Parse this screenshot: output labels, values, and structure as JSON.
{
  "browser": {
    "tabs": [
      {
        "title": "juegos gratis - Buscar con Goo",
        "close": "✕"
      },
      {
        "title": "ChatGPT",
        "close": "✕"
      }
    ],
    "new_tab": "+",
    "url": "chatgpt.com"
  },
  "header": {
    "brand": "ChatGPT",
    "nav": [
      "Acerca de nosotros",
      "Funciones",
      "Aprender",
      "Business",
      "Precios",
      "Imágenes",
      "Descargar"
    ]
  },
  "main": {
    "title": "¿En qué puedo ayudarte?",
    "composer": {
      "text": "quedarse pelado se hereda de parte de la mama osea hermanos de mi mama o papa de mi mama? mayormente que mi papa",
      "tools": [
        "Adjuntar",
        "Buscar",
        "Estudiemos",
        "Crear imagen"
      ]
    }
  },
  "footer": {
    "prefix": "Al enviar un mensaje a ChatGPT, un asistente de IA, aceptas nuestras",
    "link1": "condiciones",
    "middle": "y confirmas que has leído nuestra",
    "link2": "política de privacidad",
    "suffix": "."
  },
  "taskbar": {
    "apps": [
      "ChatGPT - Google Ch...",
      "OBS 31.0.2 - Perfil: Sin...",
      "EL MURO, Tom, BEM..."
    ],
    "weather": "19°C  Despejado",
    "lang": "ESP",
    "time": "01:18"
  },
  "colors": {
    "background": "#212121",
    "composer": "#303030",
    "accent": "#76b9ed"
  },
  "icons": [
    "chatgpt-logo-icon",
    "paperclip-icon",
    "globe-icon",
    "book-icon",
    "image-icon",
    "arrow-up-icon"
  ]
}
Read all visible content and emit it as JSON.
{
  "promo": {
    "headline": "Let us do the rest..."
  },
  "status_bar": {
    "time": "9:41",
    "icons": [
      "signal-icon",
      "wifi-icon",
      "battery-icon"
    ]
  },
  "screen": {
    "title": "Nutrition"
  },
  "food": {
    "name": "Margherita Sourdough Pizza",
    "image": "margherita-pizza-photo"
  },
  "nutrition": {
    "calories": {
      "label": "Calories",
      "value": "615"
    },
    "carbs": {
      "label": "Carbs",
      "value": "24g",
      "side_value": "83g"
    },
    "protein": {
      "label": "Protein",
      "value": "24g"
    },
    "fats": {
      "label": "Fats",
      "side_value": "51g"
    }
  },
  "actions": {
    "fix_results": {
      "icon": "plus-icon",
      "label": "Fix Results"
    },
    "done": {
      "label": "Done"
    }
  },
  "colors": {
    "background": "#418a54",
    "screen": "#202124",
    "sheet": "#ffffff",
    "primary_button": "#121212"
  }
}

_What the task requires_: Your answer must be every record above, retyped exactly.

_Task solution_:
Parse this screenshot: output labels, values, and structure as JSON.
{
  "browser": {
    "tabs": [
      {
        "title": "juegos gratis - Buscar con Goo",
        "close": "✕"
      },
      {
        "title": "ChatGPT",
        "close": "✕"
      }
    ],
    "new_tab": "+",
    "url": "chatgpt.com"
  },
  "header": {
    "brand": "ChatGPT",
    "nav": [
      "Acerca de nosotros",
      "Funciones",
      "Aprender",
      "Business",
      "Precios",
      "Imágenes",
      "Descargar"
    ]
  },
  "main": {
    "title": "¿En qué puedo ayudarte?",
    "composer": {
      "text": "quedarse pelado se hereda de parte de la mama osea hermanos de mi mama o papa de mi mama? mayormente que mi papa",
      "tools": [
        "Adjuntar",
        "Buscar",
        "Estudiemos",
        "Crear imagen"
      ]
    }
  },
  "footer": {
    "prefix": "Al enviar un mensaje a ChatGPT, un asistente de IA, aceptas nuestras",
    "link1": "condiciones",
    "middle": "y confirmas que has leído nuestra",
    "link2": "política de privacidad",
    "suffix": "."
  },
  "taskbar": {
    "apps": [
      "ChatGPT - Google Ch...",
      "OBS 31.0.2 - Perfil: Sin...",
      "EL MURO, Tom, BEM..."
    ],
    "weather": "19°C  Despejado",
    "lang": "ESP",
    "time": "01:18"
  },
  "colors": {
    "background": "#212121",
    "composer": "#303030",
    "accent": "#76b9ed"
  },
  "icons": [
    "chatgpt-logo-icon",
    "paperclip-icon",
    "globe-icon",
    "book-icon",
    "image-icon",
    "arrow-up-icon"
  ]
}
Read all visible content and emit it as JSON.
{
  "promo": {
    "headline": "Let us do the rest..."
  },
  "status_bar": {
    "time": "9:41",
    "icons": [
      "signal-icon",
      "wifi-icon",
      "battery-icon"
    ]
  },
  "screen": {
    "title": "Nutrition"
  },
  "food": {
    "name": "Margherita Sourdough Pizza",
    "image": "margherita-pizza-photo"
  },
  "nutrition": {
    "calories": {
      "label": "Calories",
      "value": "615"
    },
    "carbs": {
      "label": "Carbs",
      "value": "24g",
      "side_value": "83g"
    },
    "protein": {
      "label": "Protein",
      "value": "24g"
    },
    "fats": {
      "label": "Fats",
      "side_value": "51g"
    }
  },
  "actions": {
    "fix_results": {
      "icon": "plus-icon",
      "label": "Fix Results"
    },
    "done": {
      "label": "Done"
    }
  },
  "colors": {
    "background": "#418a54",
    "screen": "#202124",
    "sheet": "#ffffff",
    "primary_button": "#121212"
  }
}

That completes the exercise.